#### Task to carry out:
Type every record exactly as it appears.

#### Stored records:
......
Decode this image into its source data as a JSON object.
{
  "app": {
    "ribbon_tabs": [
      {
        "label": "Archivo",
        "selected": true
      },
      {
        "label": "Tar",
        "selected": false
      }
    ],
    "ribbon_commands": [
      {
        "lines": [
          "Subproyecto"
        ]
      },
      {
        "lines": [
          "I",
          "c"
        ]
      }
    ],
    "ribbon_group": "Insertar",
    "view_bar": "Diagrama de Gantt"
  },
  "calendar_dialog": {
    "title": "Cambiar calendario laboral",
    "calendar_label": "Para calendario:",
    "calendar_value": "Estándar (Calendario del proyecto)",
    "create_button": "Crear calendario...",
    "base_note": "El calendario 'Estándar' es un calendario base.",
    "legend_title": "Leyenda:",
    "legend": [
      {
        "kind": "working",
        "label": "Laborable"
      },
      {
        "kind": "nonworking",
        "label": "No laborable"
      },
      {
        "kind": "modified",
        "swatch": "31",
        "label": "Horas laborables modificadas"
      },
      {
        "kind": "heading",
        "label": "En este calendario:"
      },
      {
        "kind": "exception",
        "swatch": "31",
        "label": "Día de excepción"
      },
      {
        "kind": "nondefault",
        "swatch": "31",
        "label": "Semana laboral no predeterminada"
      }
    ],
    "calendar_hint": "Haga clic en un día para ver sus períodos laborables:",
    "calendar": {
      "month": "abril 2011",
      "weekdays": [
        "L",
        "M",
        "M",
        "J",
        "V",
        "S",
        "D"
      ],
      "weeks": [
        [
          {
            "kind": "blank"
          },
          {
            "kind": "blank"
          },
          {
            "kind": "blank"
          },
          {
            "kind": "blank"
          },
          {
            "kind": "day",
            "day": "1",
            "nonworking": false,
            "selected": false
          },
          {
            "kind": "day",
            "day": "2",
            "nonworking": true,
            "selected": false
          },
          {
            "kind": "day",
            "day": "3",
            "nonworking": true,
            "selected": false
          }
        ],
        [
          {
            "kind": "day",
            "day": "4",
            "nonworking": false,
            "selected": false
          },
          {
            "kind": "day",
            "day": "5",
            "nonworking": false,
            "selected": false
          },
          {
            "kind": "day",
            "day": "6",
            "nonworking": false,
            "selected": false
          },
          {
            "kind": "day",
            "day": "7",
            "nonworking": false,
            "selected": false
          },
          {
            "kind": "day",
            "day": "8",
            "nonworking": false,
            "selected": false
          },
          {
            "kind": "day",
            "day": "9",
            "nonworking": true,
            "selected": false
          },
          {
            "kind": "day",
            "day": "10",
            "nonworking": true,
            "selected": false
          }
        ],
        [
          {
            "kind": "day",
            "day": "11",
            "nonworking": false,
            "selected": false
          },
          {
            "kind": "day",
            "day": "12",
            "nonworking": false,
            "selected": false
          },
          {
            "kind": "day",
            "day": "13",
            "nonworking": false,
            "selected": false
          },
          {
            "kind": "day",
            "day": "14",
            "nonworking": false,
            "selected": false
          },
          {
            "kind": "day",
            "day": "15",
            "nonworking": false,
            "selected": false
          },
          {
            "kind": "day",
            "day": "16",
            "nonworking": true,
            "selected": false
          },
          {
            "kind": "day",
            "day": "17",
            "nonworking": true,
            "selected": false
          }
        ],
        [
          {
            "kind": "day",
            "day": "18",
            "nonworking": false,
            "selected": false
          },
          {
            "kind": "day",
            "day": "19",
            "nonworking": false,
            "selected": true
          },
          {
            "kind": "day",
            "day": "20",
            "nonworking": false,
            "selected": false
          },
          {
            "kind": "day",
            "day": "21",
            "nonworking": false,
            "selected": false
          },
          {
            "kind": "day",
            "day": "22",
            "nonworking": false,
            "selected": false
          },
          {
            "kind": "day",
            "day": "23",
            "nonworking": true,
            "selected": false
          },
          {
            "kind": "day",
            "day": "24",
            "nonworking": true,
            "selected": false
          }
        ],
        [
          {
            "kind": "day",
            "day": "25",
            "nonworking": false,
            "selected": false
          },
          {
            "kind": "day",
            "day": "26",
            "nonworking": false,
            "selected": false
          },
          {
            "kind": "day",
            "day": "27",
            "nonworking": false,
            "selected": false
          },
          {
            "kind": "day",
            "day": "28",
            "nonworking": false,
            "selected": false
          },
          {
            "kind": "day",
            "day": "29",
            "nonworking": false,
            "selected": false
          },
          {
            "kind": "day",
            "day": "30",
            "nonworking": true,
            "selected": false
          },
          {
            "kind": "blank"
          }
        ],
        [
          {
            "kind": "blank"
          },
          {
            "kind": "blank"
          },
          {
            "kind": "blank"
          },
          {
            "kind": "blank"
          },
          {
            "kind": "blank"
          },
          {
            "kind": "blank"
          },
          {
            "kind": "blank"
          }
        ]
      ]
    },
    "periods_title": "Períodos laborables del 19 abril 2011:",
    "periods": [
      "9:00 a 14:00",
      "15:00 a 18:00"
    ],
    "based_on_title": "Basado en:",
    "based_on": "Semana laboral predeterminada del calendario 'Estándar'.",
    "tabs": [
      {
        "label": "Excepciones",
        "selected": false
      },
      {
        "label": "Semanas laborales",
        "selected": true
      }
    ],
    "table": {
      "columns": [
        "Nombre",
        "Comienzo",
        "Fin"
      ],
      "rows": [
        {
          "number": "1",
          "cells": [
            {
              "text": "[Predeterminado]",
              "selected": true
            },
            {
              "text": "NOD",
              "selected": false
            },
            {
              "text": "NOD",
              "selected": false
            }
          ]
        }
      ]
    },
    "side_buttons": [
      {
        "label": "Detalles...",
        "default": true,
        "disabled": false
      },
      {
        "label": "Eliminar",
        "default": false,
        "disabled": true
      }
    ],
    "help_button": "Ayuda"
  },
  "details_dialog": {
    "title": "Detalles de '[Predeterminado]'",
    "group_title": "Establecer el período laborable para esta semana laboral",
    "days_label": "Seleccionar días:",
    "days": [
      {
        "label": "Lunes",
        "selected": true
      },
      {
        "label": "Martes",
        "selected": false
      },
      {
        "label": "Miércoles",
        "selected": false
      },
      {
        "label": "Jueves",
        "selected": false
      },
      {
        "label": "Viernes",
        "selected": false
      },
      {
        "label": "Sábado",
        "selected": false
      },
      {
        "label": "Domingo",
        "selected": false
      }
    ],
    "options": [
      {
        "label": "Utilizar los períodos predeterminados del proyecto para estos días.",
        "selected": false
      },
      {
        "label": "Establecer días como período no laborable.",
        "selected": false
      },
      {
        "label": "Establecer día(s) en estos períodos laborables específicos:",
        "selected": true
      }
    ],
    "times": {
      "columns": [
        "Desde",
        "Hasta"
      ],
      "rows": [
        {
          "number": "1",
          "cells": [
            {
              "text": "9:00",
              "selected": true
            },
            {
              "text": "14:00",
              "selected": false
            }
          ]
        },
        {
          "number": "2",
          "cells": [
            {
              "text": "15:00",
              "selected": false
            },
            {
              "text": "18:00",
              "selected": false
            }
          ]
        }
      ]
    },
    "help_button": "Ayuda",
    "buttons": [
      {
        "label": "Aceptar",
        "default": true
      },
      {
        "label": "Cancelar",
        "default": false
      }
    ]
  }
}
......
#### Answer to this exercise:
Decode this image into its source data as a JSON object.
{
  "app": {
    "ribbon_tabs": [
      {
        "label": "Archivo",
        "selected": true
      },
      {
        "label": "Tar",
        "selected": false
      }
    ],
    "ribbon_commands": [
      {
        "lines": [
          "Subproyecto"
        ]
      },
      {
        "lines": [
          "I",
          "c"
        ]
      }
    ],
    "ribbon_group": "Insertar",
    "view_bar": "Diagrama de Gantt"
  },
  "calendar_dialog": {
    "title": "Cambiar calendario laboral",
    "calendar_label": "Para calendario:",
    "calendar_value": "Estándar (Calendario del proyecto)",
    "create_button": "Crear calendario...",
    "base_note": "El calendario 'Estándar' es un calendario base.",
    "legend_title": "Leyenda:",
    "legend": [
      {
        "kind": "working",
        "label": "Laborable"
      },
      {
        "kind": "nonworking",
        "label": "No laborable"
      },
      {
        "kind": "modified",
        "swatch": "31",
        "label": "Horas laborables modificadas"
      },
      {
        "kind": "heading",
        "label": "En este calendario:"
      },
      {
        "kind": "exception",
        "swatch": "31",
        "label": "Día de excepción"
      },
      {
        "kind": "nondefault",
        "swatch": "31",
        "label": "Semana laboral no predeterminada"
      }
    ],
    "calendar_hint": "Haga clic en un día para ver sus períodos laborables:",
    "calendar": {
      "month": "abril 2011",
      "weekdays": [
        "L",
        "M",
        "M",
        "J",
        "V",
        "S",
        "D"
      ],
      "weeks": [
        [
          {
            "kind": "blank"
          },
          {
            "kind": "blank"
          },
          {
            "kind": "blank"
          },
          {
            "kind": "blank"
          },
          {
            "kind": "day",
            "day": "1",
            "nonworking": false,
            "selected": false
          },
          {
            "kind": "day",
            "day": "2",
            "nonworking": true,
            "selected": false
          },
          {
            "kind": "day",
            "day": "3",
            "nonworking": true,
            "selected": false
          }
        ],
        [
          {
            "kind": "day",
            "day": "4",
            "nonworking": false,
            "selected": false
          },
          {
            "kind": "day",
            "day": "5",
            "nonworking": false,
            "selected": false
          },
          {
            "kind": "day",
            "day": "6",
            "nonworking": false,
            "selected": false
          },
          {
            "kind": "day",
            "day": "7",
            "nonworking": false,
            "selected": false
          },
          {
            "kind": "day",
            "day": "8",
            "nonworking": false,
            "selected": false
          },
          {
            "kind": "day",
            "day": "9",
            "nonworking": true,
            "selected": false
          },
          {
            "kind": "day",
            "day": "10",
            "nonworking": true,
            "selected": false
          }
        ],
        [
          {
            "kind": "day",
            "day": "11",
            "nonworking": false,
            "selected": false
          },
          {
            "kind": "day",
            "day": "12",
            "nonworking": false,
            "selected": false
          },
          {
            "kind": "day",
            "day": "13",
            "nonworking": false,
            "selected": false
          },
          {
            "kind": "day",
            "day": "14",
            "nonworking": false,
            "selected": false
          },
          {
            "kind": "day",
            "day": "15",
            "nonworking": false,
            "selected": false
          },
          {
            "kind": "day",
            "day": "16",
            "nonworking": true,
            "selected": false
          },
          {
            "kind": "day",
            "day": "17",
            "nonworking": true,
            "selected": false
          }
        ],
        [
          {
            "kind": "day",
            "day": "18",
            "nonworking": false,
            "selected": false
          },
          {
            "kind": "day",
            "day": "19",
            "nonworking": false,
            "selected": true
          },
          {
            "kind": "day",
            "day": "20",
            "nonworking": false,
            "selected": false
          },
          {
            "kind": "day",
            "day": "21",
            "nonworking": false,
            "selected": false
          },
          {
            "kind": "day",
            "day": "22",
            "nonworking": false,
            "selected": false
          },
          {
            "kind": "day",
            "day": "23",
            "nonworking": true,
            "selected": false
          },
          {
            "kind": "day",
            "day": "24",
            "nonworking": true,
            "selected": false
          }
        ],
        [
          {
            "kind": "day",
            "day": "25",
            "nonworking": false,
            "selected": false
          },
          {
            "kind": "day",
            "day": "26",
            "nonworking": false,
            "selected": false
          },
          {
            "kind": "day",
            "day": "27",
            "nonworking": false,
            "selected": false
          },
          {
            "kind": "day",
            "day": "28",
            "nonworking": false,
            "selected": false
          },
          {
            "kind": "day",
            "day": "29",
            "nonworking": false,
            "selected": false
          },
          {
            "kind": "day",
            "day": "30",
            "nonworking": true,
            "selected": false
          },
          {
            "kind": "blank"
          }
        ],
        [
          {
            "kind": "blank"
          },
          {
            "kind": "blank"
          },
          {
            "kind": "blank"
          },
          {
            "kind": "blank"
          },
          {
            "kind": "blank"
          },
          {
            "kind": "blank"
          },
          {
            "kind": "blank"
          }
        ]
      ]
    },
    "periods_title": "Períodos laborables del 19 abril 2011:",
    "periods": [
      "9:00 a 14:00",
      "15:00 a 18:00"
    ],
    "based_on_title": "Basado en:",
    "based_on": "Semana laboral predeterminada del calendario 'Estándar'.",
    "tabs": [
      {
        "label": "Excepciones",
        "selected": false
      },
      {
        "label": "Semanas laborales",
        "selected": true
      }
    ],
    "table": {
      "columns": [
        "Nombre",
        "Comienzo",
        "Fin"
      ],
      "rows": [
        {
          "number": "1",
          "cells": [
            {
              "text": "[Predeterminado]",
              "selected": true
            },
            {
              "text": "NOD",
              "selected": false
            },
            {
              "text": "NOD",
              "selected": false
            }
          ]
        }
      ]
    },
    "side_buttons": [
      {
        "label": "Detalles...",
        "default": true,
        "disabled": false
      },
      {
        "label": "Eliminar",
        "default": false,
        "disabled": true
      }
    ],
    "help_button": "Ayuda"
  },
  "details_dialog": {
    "title": "Detalles de '[Predeterminado]'",
    "group_title": "Establecer el período laborable para esta semana laboral",
    "days_label": "Seleccionar días:",
    "days": [
      {
        "label": "Lunes",
        "selected": true
      },
      {
        "label": "Martes",
        "selected": false
      },
      {
        "label": "Miércoles",
        "selected": false
      },
      {
        "label": "Jueves",
        "selected": false
      },
      {
        "label": "Viernes",
        "selected": false
      },
      {
        "label": "Sábado",
        "selected": false
      },
      {
        "label": "Domingo",
        "selected": false
      }
    ],
    "options": [
      {
        "label": "Utilizar los períodos predeterminados del proyecto para estos días.",
        "selected": false
      },
      {
        "label": "Establecer días como período no laborable.",
        "selected": false
      },
      {
        "label": "Establecer día(s) en estos períodos laborables específicos:",
        "selected": true
      }
    ],
    "times": {
      "columns": [
        "Desde",
        "Hasta"
      ],
      "rows": [
        {
          "number": "1",
          "cells": [
            {
              "text": "9:00",
              "selected": true
            },
            {
              "text": "14:00",
              "selected": false
            }
          ]
        },
        {
          "number": "2",
          "cells": [
            {
              "text": "15:00",
              "selected": false
            },
            {
              "text": "18:00",
              "selected": false
            }
          ]
        }
      ]
    },
    "help_button": "Ayuda",
    "buttons": [
      {
        "label": "Aceptar",
        "default": true
      },
      {
        "label": "Cancelar",
        "default": false
      }
    ]
  }
}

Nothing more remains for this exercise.